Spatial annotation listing
================

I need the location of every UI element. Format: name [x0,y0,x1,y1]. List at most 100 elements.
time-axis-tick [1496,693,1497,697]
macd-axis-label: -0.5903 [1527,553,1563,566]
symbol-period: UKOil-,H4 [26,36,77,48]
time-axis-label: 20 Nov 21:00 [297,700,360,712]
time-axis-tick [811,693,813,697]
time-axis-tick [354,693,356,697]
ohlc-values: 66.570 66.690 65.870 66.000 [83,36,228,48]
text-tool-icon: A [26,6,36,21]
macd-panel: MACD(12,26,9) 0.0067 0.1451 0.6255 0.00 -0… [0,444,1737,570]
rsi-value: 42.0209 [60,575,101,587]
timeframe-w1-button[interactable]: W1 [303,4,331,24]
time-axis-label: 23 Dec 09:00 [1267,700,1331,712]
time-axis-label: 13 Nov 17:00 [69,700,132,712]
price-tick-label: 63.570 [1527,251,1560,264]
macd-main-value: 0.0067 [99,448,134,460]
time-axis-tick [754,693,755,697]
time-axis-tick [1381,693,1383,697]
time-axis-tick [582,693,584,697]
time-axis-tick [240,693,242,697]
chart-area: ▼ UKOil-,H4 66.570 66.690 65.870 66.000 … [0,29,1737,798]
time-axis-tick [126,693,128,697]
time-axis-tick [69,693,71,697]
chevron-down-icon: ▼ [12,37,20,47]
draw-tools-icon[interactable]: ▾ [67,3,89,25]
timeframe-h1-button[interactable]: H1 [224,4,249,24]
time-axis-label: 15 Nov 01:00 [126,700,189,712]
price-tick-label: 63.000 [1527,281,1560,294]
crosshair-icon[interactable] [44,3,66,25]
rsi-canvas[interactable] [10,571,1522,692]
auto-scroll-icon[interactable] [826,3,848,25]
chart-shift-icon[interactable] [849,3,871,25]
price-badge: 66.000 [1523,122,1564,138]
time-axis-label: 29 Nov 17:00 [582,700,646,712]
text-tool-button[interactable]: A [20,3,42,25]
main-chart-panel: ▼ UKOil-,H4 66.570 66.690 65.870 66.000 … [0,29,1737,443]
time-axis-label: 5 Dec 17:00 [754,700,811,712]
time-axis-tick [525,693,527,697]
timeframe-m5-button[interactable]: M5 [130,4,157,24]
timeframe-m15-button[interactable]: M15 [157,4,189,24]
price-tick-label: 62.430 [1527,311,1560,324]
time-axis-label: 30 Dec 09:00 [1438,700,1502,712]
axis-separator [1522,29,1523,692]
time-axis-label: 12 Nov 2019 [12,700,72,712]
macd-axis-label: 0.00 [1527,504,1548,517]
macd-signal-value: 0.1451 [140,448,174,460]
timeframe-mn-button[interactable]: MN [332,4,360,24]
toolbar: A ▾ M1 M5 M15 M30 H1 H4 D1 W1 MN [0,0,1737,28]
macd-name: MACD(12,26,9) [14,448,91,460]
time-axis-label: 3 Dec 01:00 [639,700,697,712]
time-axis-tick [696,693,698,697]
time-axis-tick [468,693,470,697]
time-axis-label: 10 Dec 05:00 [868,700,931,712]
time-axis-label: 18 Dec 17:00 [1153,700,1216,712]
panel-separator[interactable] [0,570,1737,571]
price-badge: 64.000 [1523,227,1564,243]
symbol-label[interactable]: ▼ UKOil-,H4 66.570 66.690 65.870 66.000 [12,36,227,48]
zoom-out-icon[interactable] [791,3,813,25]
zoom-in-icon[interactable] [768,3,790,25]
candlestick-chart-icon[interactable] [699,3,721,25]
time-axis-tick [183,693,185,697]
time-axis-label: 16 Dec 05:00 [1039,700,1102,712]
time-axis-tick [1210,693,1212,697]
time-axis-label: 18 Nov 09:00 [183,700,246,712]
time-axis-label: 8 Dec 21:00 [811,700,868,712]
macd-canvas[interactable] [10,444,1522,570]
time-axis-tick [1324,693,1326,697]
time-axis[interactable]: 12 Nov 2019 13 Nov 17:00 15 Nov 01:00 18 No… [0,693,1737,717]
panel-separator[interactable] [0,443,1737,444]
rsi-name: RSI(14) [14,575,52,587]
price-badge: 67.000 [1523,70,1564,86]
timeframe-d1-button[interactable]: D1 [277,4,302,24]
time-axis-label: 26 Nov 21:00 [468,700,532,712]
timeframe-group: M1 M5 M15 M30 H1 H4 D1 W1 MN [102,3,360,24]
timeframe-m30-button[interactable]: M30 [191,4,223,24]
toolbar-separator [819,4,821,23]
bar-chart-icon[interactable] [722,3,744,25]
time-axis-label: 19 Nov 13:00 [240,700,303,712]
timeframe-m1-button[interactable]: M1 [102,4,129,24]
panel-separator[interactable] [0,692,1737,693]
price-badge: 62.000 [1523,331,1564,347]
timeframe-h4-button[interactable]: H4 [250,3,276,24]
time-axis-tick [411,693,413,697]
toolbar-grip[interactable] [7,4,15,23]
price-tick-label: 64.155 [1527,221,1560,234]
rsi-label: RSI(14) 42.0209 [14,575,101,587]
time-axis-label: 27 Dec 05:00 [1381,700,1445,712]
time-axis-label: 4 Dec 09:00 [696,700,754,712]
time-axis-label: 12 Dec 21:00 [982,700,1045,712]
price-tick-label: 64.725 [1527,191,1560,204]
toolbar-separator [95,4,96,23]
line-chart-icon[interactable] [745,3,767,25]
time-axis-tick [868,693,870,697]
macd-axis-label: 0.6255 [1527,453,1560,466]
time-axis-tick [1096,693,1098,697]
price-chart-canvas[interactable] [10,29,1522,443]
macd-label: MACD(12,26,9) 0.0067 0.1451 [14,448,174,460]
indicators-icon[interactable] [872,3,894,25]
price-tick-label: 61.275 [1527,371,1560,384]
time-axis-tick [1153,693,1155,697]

================

### Work to complete
Copy the listing word for word, from its first line up to and including the line with "auto-scroll-icon[interactable] [826,3,848,25]".

### Full response
I need the location of every UI element. Format: name [x0,y0,x1,y1]. List at most 100 elements.
time-axis-tick [1496,693,1497,697]
macd-axis-label: -0.5903 [1527,553,1563,566]
symbol-period: UKOil-,H4 [26,36,77,48]
time-axis-label: 20 Nov 21:00 [297,700,360,712]
time-axis-tick [811,693,813,697]
time-axis-tick [354,693,356,697]
ohlc-values: 66.570 66.690 65.870 66.000 [83,36,228,48]
text-tool-icon: A [26,6,36,21]
macd-panel: MACD(12,26,9) 0.0067 0.1451 0.6255 0.00 -0… [0,444,1737,570]
rsi-value: 42.0209 [60,575,101,587]
timeframe-w1-button[interactable]: W1 [303,4,331,24]
time-axis-label: 23 Dec 09:00 [1267,700,1331,712]
time-axis-label: 13 Nov 17:00 [69,700,132,712]
price-tick-label: 63.570 [1527,251,1560,264]
macd-main-value: 0.0067 [99,448,134,460]
time-axis-tick [754,693,755,697]
time-axis-tick [1381,693,1383,697]
time-axis-tick [582,693,584,697]
time-axis-tick [240,693,242,697]
chart-area: ▼ UKOil-,H4 66.570 66.690 65.870 66.000 … [0,29,1737,798]
time-axis-tick [126,693,128,697]
time-axis-tick [69,693,71,697]
chevron-down-icon: ▼ [12,37,20,47]
draw-tools-icon[interactable]: ▾ [67,3,89,25]
timeframe-h1-button[interactable]: H1 [224,4,249,24]
time-axis-label: 15 Nov 01:00 [126,700,189,712]
price-tick-label: 63.000 [1527,281,1560,294]
crosshair-icon[interactable] [44,3,66,25]
rsi-canvas[interactable] [10,571,1522,692]
auto-scroll-icon[interactable] [826,3,848,25]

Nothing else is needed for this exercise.